=== The task ===
Each entry below should be written out exactly as it is, with no pictures.

=== Collected data entries ===
::::::

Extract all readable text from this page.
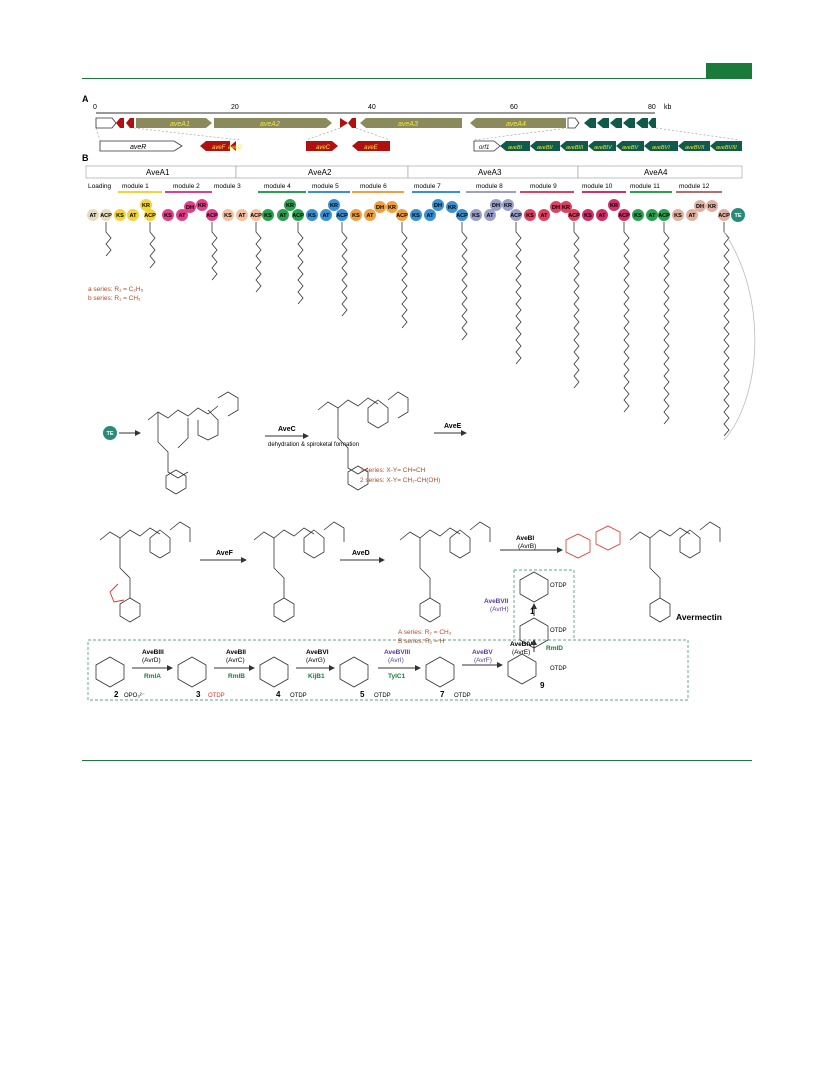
A
0	20	40	60	80 kb
aveA1	aveA2	aveA3	aveA4
aveR	aveF aveD	aveC	aveE	orf1	aveBI	aveBII aveBIII aveBIV aveBV	aveBVI	aveBVII aveBVIII
B
AveA1	AveA2	AveA3	AveA4
Loading module 1	module 2 module 3	module 4	module 5	module 6	module 7	module 8	module 9	module 10	module 11	module 12
AT ACP KS AT
KR
ACP KS AT
DH KR
ACP KS AT ACP KS AT
KR
ACP KS AT
KR
ACP KS AT
DH KR
ACP KS AT
DH KR
ACP KS AT
DH KR
ACP KS AT
DH KR
ACP KS AT
KR
ACP KS AT ACP KS AT
DH KR
ACP TE
a series: R₁ = C₂H₅
b series: R₁ = CH₃
TE
AveC
dehydration & spiroketal formation
AveE
1 series: X-Y= CH=CH
2 series: X-Y= CH₂-CH(OH)
AveF	AveD
A series: R₂ = CH₃
B series: R₂ = H
AveBI
(AvrB)
Avermectin
AveBIII
(AvrD)
RmlA
AveBII
(AvrC)
RmlB
AveBVI
(AvrG)
KijB1
AveBVIII
(AvrI)
TylC1
AveBV
(AvrF)
AveBIV
(AvrE)
RmlD
AveBVII
(AvrH)
2	3	4	5	7
9
1
OPO₃²⁻	OTDP	OTDP	OTDP	OTDP
OTDP
OTDP
OTDP
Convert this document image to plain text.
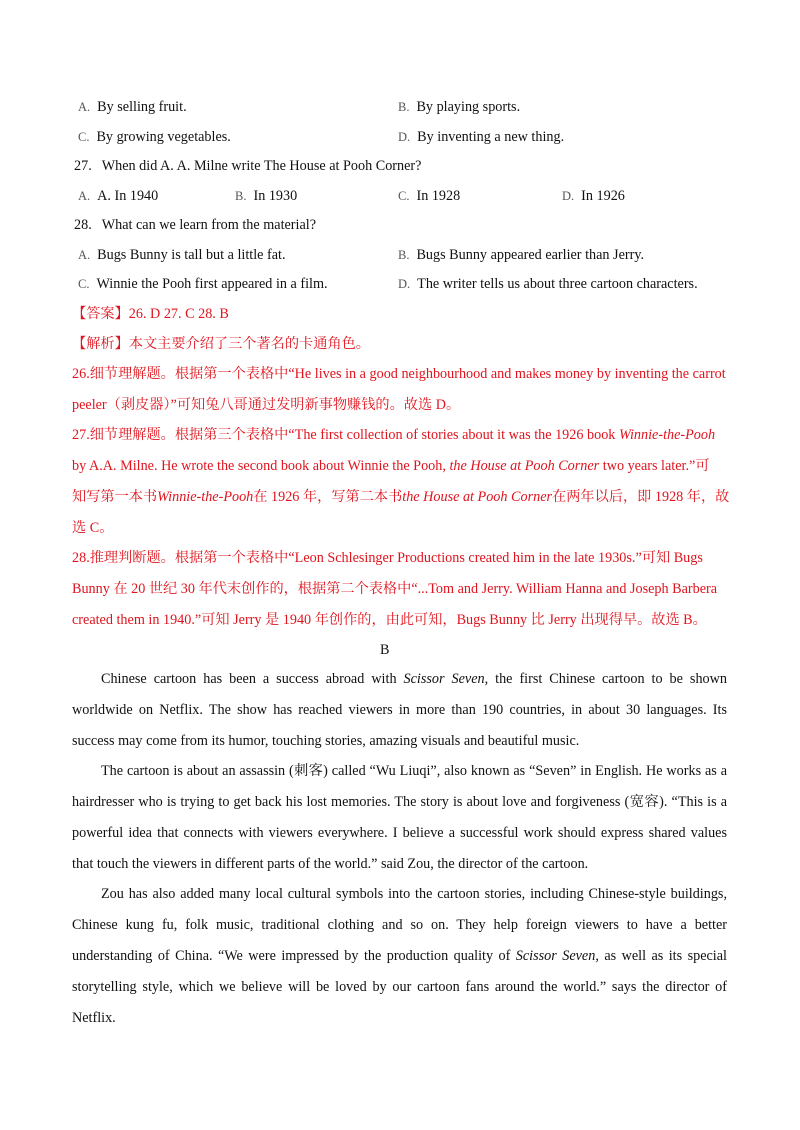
A. By selling fruit.	B. By playing sports.
C. By growing vegetables.	D. By inventing a new thing.
27. When did A. A. Milne write The House at Pooh Corner?
A. A. In 1940	B. In 1930	C. In 1928	D. In 1926
28. What can we learn from the material?
A. Bugs Bunny is tall but a little fat.	B. Bugs Bunny appeared earlier than Jerry.
C. Winnie the Pooh first appeared in a film.	D. The writer tells us about three cartoon characters.
【答案】26. D 27. C 28. B
【解析】本文主要介绍了三个著名的卡通角色。
26.细节理解题。根据第一个表格中“He lives in a good neighbourhood and makes money by inventing the carrot
peeler（剥皮器）”可知兔八哥通过发明新事物赚钱的。故选 D。
27.细节理解题。根据第三个表格中“The first collection of stories about it was the 1926 book Winnie-the-Pooh
by A.A. Milne. He wrote the second book about Winnie the Pooh, the House at Pooh Corner two years later.”可
知写第一本书Winnie-the-Pooh在 1926 年，写第二本书the House at Pooh Corner在两年以后，即 1928 年，故
选 C。
28.推理判断题。根据第一个表格中“Leon Schlesinger Productions created him in the late 1930s.”可知 Bugs
Bunny 在 20 世纪 30 年代末创作的，根据第二个表格中“...Tom and Jerry. William Hanna and Joseph Barbera
created them in 1940.”可知 Jerry 是 1940 年创作的，由此可知，Bugs Bunny 比 Jerry 出现得早。故选 B。
B
Chinese cartoon has been a success abroad with Scissor Seven, the first Chinese cartoon to be shown worldwide on Netflix. The show has reached viewers in more than 190 countries, in about 30 languages. Its success may come from its humor, touching stories, amazing visuals and beautiful music.
The cartoon is about an assassin (刺客) called “Wu Liuqi”, also known as “Seven” in English. He works as a hairdresser who is trying to get back his lost memories. The story is about love and forgiveness (宽容). “This is a powerful idea that connects with viewers everywhere. I believe a successful work should express shared values that touch the viewers in different parts of the world.” said Zou, the director of the cartoon.
Zou has also added many local cultural symbols into the cartoon stories, including Chinese-style buildings, Chinese kung fu, folk music, traditional clothing and so on. They help foreign viewers to have a better understanding of China. “We were impressed by the production quality of Scissor Seven, as well as its special storytelling style, which we believe will be loved by our cartoon fans around the world.” says the director of Netflix.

::::::

=== Worked answer ===
Extract all readable text from this page.
A
0	20	40	60	80 kb
aveA1	aveA2	aveA3	aveA4
aveR	aveF aveD	aveC	aveE	orf1	aveBI	aveBII aveBIII aveBIV aveBV	aveBVI	aveBVII aveBVIII
B
AveA1	AveA2	AveA3	AveA4
Loading module 1	module 2 module 3	module 4	module 5	module 6	module 7	module 8	module 9	module 10	module 11	module 12
AT ACP KS AT
KR
ACP KS AT
DH KR
ACP KS AT ACP KS AT
KR
ACP KS AT
KR
ACP KS AT
DH KR
ACP KS AT
DH KR
ACP KS AT
DH KR
ACP KS AT
DH KR
ACP KS AT
KR
ACP KS AT ACP KS AT
DH KR
ACP TE
a series: R₁ = C₂H₅
b series: R₁ = CH₃
TE
AveC
dehydration & spiroketal formation
AveE
1 series: X-Y= CH=CH
2 series: X-Y= CH₂-CH(OH)
AveF	AveD
A series: R₂ = CH₃
B series: R₂ = H
AveBI
(AvrB)
Avermectin
AveBIII
(AvrD)
RmlA
AveBII
(AvrC)
RmlB
AveBVI
(AvrG)
KijB1
AveBVIII
(AvrI)
TylC1
AveBV
(AvrF)
AveBIV
(AvrE)
RmlD
AveBVII
(AvrH)
2	3	4	5	7
9
1
OPO₃²⁻	OTDP	OTDP	OTDP	OTDP
OTDP
OTDP
OTDP
Convert this document image to plain text.
A. By selling fruit.	B. By playing sports.
C. By growing vegetables.	D. By inventing a new thing.
27. When did A. A. Milne write The House at Pooh Corner?
A. A. In 1940	B. In 1930	C. In 1928	D. In 1926
28. What can we learn from the material?
A. Bugs Bunny is tall but a little fat.	B. Bugs Bunny appeared earlier than Jerry.
C. Winnie the Pooh first appeared in a film.	D. The writer tells us about three cartoon characters.
【答案】26. D 27. C 28. B
【解析】本文主要介绍了三个著名的卡通角色。
26.细节理解题。根据第一个表格中“He lives in a good neighbourhood and makes money by inventing the carrot
peeler（剥皮器）”可知兔八哥通过发明新事物赚钱的。故选 D。
27.细节理解题。根据第三个表格中“The first collection of stories about it was the 1926 book Winnie-the-Pooh
by A.A. Milne. He wrote the second book about Winnie the Pooh, the House at Pooh Corner two years later.”可
知写第一本书Winnie-the-Pooh在 1926 年，写第二本书the House at Pooh Corner在两年以后，即 1928 年，故
选 C。
28.推理判断题。根据第一个表格中“Leon Schlesinger Productions created him in the late 1930s.”可知 Bugs
Bunny 在 20 世纪 30 年代末创作的，根据第二个表格中“...Tom and Jerry. William Hanna and Joseph Barbera
created them in 1940.”可知 Jerry 是 1940 年创作的，由此可知，Bugs Bunny 比 Jerry 出现得早。故选 B。
B
Chinese cartoon has been a success abroad with Scissor Seven, the first Chinese cartoon to be shown worldwide on Netflix. The show has reached viewers in more than 190 countries, in about 30 languages. Its success may come from its humor, touching stories, amazing visuals and beautiful music.
The cartoon is about an assassin (刺客) called “Wu Liuqi”, also known as “Seven” in English. He works as a hairdresser who is trying to get back his lost memories. The story is about love and forgiveness (宽容). “This is a powerful idea that connects with viewers everywhere. I believe a successful work should express shared values that touch the viewers in different parts of the world.” said Zou, the director of the cartoon.
Zou has also added many local cultural symbols into the cartoon stories, including Chinese-style buildings, Chinese kung fu, folk music, traditional clothing and so on. They help foreign viewers to have a better understanding of China. “We were impressed by the production quality of Scissor Seven, as well as its special storytelling style, which we believe will be loved by our cartoon fans around the world.” says the director of Netflix.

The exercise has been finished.